Exercise data
------------
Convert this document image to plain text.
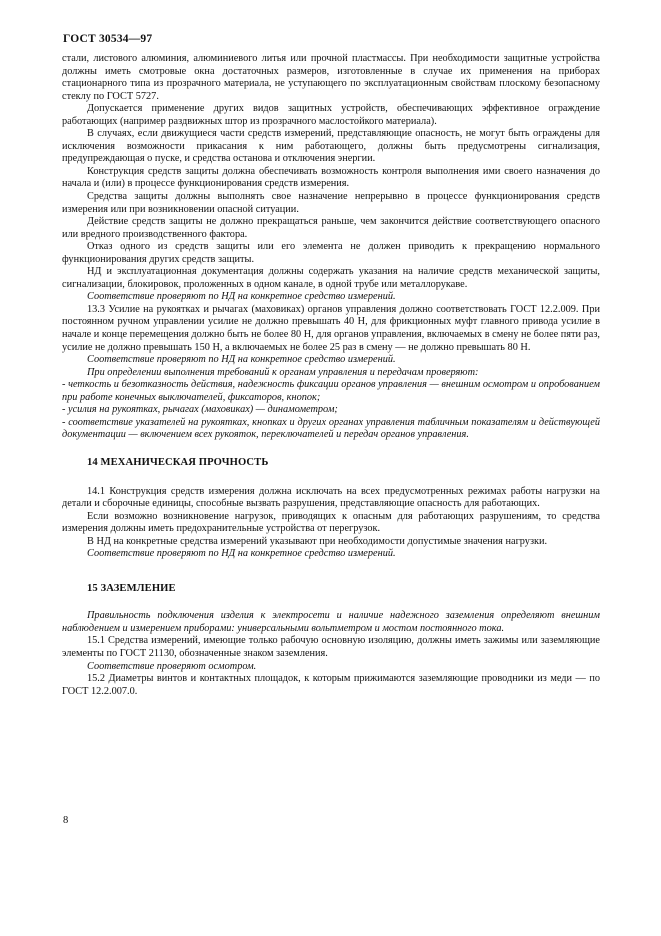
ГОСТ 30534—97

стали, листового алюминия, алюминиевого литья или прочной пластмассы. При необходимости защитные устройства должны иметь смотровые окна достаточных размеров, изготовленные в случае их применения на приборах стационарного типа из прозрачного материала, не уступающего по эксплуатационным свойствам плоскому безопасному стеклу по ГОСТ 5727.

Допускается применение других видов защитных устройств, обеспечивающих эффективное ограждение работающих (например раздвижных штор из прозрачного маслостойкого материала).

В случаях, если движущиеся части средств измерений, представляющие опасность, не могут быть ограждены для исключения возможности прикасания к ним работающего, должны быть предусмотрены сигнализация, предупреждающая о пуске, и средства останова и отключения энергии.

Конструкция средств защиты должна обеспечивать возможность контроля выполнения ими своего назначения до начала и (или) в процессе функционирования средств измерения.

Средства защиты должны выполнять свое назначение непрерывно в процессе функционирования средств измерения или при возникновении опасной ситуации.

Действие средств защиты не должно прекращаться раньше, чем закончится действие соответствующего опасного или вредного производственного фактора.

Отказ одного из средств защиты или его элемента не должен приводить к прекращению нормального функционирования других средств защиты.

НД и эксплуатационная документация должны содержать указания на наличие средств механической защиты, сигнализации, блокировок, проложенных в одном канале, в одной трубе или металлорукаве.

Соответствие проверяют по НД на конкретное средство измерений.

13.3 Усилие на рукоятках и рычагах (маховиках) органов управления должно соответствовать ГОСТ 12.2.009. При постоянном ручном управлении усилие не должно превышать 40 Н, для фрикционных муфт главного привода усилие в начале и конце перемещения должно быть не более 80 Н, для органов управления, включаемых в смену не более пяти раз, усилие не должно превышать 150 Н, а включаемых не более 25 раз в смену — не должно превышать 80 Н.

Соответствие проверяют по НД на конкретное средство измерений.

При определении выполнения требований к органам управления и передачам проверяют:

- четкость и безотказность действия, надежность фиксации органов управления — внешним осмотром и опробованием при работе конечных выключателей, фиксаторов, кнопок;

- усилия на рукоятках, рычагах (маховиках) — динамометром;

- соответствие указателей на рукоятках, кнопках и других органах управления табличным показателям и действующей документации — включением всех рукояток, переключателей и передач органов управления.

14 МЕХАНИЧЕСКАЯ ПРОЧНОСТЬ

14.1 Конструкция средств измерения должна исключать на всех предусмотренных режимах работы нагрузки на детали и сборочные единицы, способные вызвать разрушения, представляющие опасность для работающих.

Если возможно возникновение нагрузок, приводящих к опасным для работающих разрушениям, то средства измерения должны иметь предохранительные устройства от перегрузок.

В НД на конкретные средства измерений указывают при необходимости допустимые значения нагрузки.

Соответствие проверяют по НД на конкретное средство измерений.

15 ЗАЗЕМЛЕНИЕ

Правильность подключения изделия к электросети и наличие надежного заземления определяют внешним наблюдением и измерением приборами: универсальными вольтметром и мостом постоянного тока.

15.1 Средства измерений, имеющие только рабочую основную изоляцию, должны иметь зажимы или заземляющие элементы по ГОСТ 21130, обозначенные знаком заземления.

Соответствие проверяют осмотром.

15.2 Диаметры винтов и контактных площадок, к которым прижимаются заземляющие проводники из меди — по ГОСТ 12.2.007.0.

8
------------
Locate the word "процессе" in the records and collect each line it appears in.

Конструкция средств защиты должна обеспечивать возможность контроля выполнения ими своего назначения до начала и (или) в процессе функционирования средств измерения.
Средства защиты должны выполнять свое назначение непрерывно в процессе функционирования средств измерения или при возникновении опасной ситуации.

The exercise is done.